___ Records for processing

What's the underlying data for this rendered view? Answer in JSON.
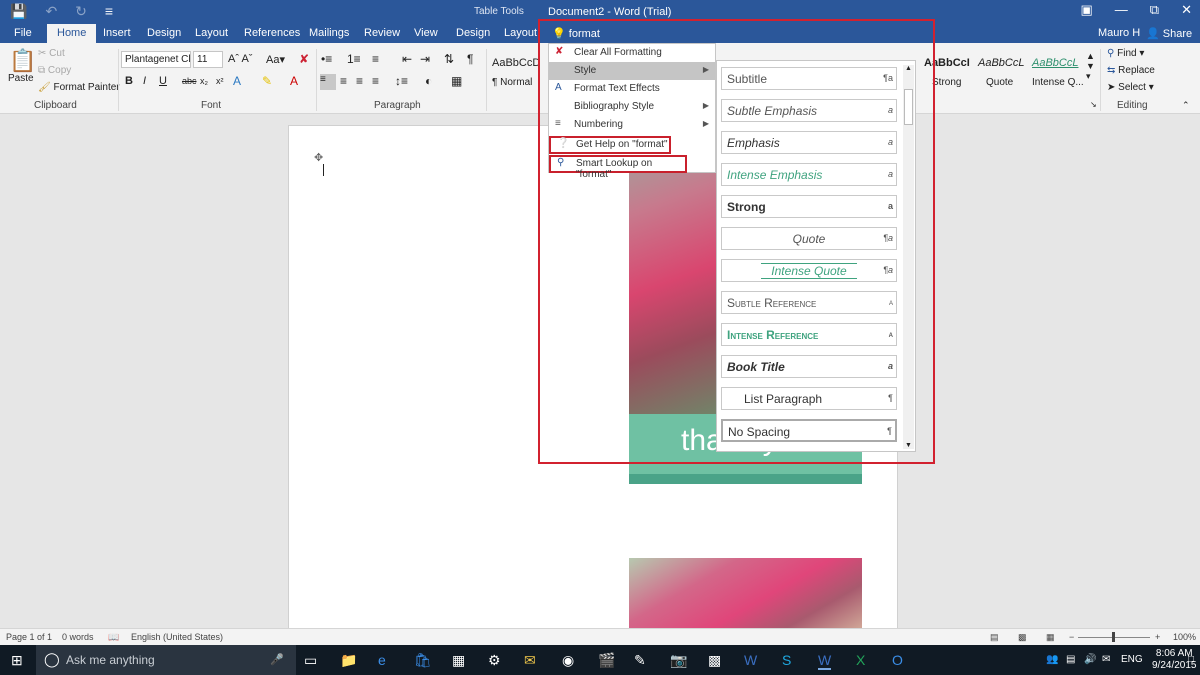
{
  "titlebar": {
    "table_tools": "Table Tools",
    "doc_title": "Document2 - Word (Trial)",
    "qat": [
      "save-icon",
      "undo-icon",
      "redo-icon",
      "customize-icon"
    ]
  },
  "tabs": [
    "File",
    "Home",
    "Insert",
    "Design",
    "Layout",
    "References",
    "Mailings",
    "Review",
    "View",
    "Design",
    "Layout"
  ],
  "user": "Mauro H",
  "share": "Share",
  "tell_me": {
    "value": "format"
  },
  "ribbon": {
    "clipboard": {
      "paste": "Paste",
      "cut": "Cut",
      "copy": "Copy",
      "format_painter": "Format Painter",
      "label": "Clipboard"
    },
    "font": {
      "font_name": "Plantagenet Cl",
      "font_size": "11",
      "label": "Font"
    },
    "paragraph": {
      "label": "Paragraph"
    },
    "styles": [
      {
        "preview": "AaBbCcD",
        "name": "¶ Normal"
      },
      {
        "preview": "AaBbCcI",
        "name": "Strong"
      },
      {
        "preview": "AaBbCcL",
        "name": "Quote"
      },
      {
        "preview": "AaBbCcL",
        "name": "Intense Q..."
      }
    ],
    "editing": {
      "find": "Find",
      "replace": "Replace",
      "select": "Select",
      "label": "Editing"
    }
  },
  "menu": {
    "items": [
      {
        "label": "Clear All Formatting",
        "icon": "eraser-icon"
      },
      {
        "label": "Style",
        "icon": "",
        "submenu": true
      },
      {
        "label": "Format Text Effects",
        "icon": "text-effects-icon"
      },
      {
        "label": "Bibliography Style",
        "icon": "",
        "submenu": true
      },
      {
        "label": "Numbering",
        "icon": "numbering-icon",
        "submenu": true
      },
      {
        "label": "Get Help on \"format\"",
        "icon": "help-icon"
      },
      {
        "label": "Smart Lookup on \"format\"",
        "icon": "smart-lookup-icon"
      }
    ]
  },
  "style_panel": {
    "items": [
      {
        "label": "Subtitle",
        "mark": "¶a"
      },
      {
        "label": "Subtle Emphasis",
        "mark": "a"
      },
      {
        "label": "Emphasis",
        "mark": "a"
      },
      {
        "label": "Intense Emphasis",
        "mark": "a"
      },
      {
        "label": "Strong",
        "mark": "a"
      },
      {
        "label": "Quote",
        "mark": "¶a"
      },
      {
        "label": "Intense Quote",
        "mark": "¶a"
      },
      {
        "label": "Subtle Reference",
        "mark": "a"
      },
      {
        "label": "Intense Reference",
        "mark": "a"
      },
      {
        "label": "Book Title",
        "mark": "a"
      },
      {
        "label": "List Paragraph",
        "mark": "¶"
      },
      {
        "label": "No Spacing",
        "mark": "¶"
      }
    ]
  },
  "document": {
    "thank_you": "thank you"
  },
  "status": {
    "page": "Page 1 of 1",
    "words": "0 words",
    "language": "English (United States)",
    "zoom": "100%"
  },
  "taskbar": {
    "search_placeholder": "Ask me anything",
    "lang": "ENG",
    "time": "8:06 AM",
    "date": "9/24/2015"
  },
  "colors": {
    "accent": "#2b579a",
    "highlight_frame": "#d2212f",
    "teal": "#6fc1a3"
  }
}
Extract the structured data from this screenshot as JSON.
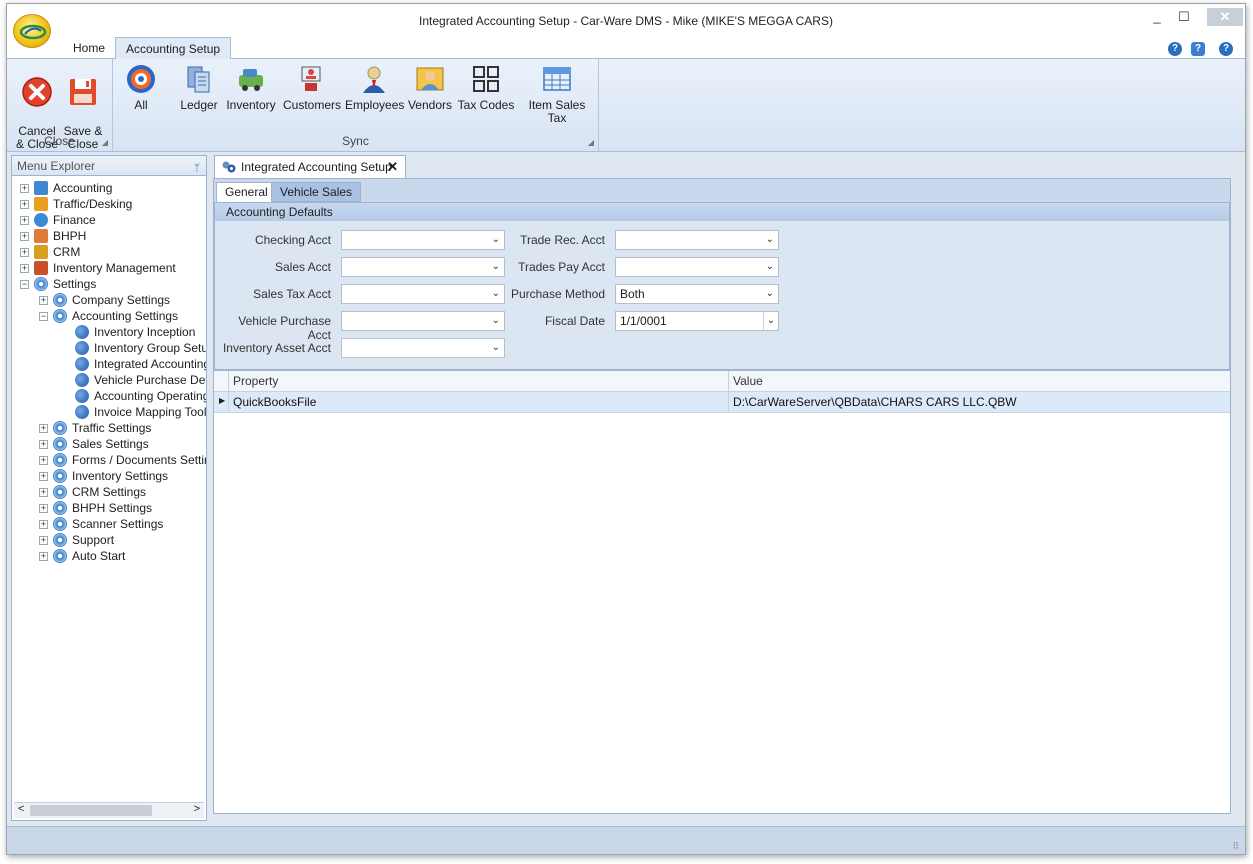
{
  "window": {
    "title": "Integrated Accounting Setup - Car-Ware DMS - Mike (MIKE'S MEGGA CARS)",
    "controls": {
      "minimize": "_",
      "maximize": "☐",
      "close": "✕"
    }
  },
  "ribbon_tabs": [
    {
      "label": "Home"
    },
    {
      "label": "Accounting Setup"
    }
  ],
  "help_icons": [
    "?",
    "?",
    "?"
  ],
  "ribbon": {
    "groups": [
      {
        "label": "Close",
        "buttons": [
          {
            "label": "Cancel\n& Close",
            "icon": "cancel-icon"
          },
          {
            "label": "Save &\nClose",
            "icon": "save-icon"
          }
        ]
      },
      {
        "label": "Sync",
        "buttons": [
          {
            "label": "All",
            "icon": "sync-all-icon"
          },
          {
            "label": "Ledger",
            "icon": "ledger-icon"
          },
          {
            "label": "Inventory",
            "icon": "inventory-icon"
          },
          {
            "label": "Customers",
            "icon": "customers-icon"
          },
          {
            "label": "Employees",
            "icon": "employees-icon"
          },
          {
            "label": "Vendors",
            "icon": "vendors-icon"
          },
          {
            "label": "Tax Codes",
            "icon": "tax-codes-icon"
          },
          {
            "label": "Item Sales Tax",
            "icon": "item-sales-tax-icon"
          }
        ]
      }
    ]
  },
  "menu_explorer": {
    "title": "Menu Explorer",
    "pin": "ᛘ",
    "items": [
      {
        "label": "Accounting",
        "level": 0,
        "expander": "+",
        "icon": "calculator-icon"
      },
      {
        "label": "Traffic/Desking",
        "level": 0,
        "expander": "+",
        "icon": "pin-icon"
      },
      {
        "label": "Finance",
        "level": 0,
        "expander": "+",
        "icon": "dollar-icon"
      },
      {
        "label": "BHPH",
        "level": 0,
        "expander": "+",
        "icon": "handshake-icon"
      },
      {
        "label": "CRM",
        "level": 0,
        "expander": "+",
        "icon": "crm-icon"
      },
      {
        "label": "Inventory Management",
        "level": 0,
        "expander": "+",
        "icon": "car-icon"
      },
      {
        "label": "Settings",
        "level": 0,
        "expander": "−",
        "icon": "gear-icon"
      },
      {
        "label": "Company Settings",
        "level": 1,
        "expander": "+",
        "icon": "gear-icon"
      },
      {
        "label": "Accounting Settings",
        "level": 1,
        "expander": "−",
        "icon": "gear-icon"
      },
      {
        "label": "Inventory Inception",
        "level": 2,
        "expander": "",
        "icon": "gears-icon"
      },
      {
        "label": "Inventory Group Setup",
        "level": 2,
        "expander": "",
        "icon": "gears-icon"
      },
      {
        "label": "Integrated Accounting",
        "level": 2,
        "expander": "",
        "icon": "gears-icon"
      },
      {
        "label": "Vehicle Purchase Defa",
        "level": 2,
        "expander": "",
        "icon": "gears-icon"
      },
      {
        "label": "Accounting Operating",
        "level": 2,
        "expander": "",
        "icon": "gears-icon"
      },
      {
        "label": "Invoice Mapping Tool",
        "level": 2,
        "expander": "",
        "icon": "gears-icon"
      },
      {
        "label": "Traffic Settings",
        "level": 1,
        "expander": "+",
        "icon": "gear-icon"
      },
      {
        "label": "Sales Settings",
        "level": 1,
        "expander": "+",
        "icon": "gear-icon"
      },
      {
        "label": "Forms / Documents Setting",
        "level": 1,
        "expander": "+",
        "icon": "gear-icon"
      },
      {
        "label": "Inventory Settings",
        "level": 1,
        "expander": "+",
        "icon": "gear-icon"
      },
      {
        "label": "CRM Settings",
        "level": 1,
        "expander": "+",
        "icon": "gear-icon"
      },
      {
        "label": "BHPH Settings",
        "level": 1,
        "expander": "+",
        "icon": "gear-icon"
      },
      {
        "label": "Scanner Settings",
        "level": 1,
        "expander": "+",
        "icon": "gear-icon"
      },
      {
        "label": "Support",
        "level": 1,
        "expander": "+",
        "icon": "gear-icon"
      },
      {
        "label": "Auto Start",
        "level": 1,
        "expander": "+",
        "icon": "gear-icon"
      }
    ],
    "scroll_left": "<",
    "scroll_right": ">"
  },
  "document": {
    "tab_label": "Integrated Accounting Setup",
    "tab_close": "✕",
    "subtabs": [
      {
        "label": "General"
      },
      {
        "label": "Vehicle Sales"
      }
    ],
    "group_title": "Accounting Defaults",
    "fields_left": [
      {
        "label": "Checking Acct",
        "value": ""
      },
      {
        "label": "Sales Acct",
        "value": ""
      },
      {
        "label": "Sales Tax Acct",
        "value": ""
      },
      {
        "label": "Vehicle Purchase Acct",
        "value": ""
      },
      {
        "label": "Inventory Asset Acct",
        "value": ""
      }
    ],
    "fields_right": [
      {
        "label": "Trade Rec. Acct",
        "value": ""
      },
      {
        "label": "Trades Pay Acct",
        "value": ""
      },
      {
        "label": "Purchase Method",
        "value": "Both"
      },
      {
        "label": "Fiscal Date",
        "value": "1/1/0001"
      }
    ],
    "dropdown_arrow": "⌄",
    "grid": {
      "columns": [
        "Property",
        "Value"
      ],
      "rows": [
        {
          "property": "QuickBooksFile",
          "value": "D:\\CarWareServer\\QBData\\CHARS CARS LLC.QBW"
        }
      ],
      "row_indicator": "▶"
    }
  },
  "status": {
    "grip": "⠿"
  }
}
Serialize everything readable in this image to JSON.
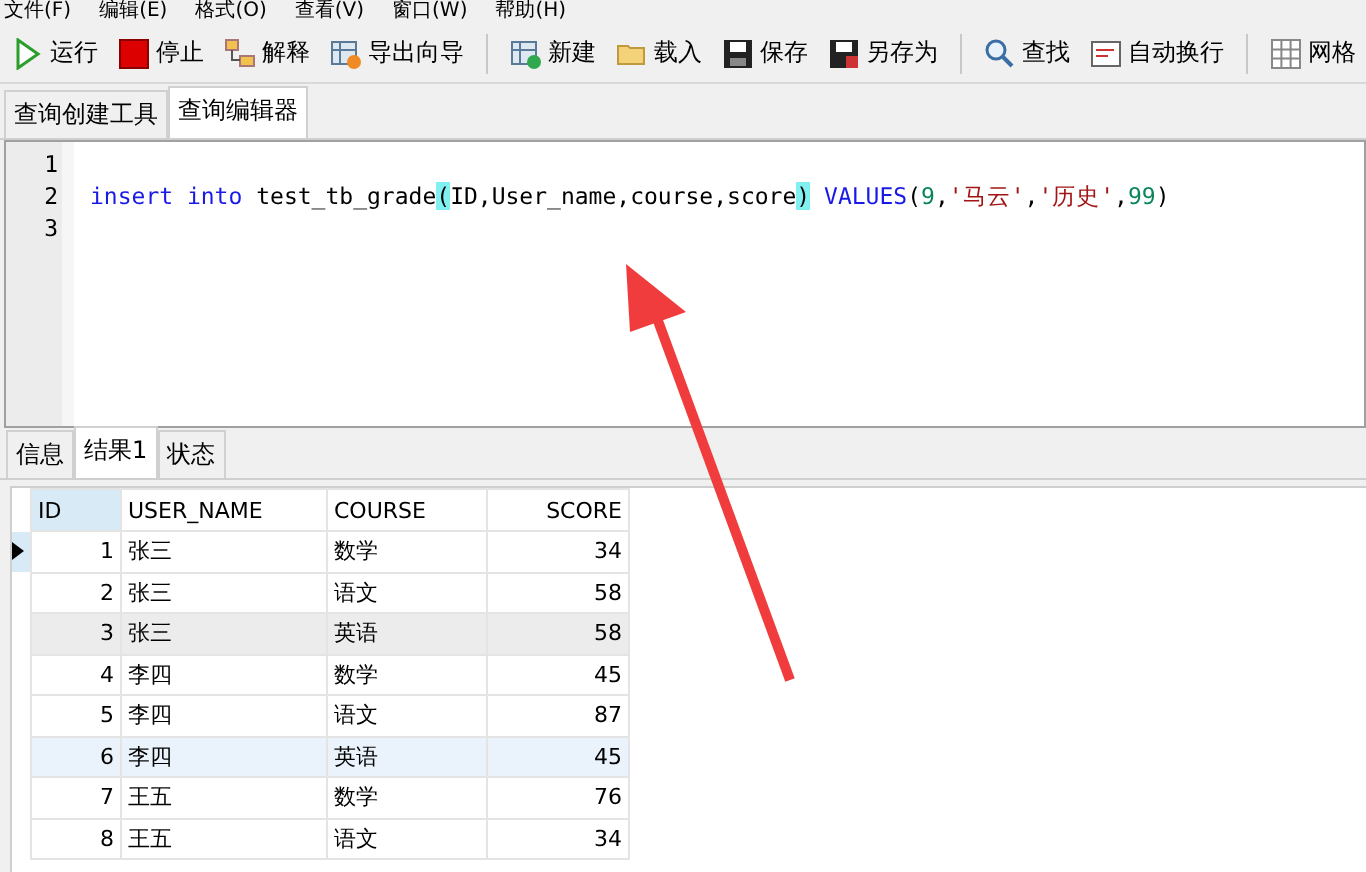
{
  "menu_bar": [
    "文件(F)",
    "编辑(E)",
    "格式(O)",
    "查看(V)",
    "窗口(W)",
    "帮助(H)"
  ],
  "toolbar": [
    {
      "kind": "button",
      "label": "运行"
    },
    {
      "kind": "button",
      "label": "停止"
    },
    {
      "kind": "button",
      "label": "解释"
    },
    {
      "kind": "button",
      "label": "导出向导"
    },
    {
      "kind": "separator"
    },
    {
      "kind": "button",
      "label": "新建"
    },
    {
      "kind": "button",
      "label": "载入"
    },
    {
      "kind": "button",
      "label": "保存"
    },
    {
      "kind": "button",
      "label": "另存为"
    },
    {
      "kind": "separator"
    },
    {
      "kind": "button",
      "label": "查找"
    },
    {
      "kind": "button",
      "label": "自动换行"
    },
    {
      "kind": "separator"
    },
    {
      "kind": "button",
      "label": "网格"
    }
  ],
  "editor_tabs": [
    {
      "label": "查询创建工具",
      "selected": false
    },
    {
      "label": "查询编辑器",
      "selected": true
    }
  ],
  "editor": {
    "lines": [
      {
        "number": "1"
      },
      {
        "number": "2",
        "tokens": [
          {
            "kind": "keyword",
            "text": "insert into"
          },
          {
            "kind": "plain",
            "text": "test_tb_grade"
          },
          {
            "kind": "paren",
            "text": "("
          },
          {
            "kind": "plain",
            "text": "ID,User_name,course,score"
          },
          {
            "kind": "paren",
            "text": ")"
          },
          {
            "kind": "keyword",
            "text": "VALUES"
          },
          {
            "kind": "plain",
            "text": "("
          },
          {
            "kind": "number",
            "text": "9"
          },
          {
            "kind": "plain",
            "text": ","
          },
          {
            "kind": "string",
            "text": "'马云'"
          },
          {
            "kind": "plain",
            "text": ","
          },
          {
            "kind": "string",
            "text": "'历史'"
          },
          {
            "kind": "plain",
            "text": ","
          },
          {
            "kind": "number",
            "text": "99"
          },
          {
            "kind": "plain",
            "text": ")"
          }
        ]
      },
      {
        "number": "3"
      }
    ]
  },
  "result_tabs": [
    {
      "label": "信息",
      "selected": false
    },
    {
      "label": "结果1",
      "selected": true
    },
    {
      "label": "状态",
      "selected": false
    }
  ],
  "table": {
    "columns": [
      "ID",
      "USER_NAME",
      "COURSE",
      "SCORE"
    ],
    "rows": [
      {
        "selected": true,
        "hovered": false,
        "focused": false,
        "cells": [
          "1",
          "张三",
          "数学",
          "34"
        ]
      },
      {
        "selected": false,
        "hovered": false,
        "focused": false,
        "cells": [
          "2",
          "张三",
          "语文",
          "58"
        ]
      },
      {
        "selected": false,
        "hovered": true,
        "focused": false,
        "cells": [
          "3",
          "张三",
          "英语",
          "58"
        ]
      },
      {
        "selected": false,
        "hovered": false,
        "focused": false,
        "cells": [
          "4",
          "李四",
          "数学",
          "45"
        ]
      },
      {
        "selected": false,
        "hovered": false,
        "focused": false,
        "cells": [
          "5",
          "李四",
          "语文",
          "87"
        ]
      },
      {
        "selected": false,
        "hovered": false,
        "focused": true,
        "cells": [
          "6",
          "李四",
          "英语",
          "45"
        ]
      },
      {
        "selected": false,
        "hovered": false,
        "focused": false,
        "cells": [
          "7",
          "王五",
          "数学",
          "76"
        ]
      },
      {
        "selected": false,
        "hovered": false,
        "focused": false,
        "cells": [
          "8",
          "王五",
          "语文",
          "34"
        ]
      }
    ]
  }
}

______

Directions | Return each line of the listing that holds the string "Vehicle".

Task solution |
        "label": "Vehicle Purchase Defa",
        "label": "Vehicle Sales"
        "label": "Vehicle Purchase Acct",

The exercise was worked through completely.